For the records that follow, return only the count of lines containing the string "источника".

◇ ◇ ◇ ◇

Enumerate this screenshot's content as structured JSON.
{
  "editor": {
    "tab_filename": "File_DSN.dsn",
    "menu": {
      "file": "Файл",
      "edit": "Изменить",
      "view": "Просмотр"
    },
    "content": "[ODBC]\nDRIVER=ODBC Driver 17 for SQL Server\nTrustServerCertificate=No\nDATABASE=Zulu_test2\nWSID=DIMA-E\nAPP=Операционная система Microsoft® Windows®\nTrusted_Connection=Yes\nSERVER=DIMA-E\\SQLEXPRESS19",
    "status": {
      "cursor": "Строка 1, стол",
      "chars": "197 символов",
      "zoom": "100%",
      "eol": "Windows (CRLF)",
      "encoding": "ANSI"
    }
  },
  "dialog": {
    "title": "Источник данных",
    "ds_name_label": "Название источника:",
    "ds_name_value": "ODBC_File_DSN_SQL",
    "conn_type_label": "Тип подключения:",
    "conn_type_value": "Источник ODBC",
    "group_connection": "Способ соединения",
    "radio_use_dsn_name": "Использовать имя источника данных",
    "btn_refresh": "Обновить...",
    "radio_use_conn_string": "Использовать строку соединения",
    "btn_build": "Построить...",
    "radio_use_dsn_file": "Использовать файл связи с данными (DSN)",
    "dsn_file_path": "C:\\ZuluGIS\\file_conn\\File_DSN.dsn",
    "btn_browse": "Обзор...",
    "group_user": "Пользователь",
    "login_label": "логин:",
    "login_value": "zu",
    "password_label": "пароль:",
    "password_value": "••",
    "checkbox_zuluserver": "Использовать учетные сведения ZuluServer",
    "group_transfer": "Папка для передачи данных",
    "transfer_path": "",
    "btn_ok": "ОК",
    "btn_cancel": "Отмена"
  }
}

◇ ◇ ◇ ◇

Answer below »
2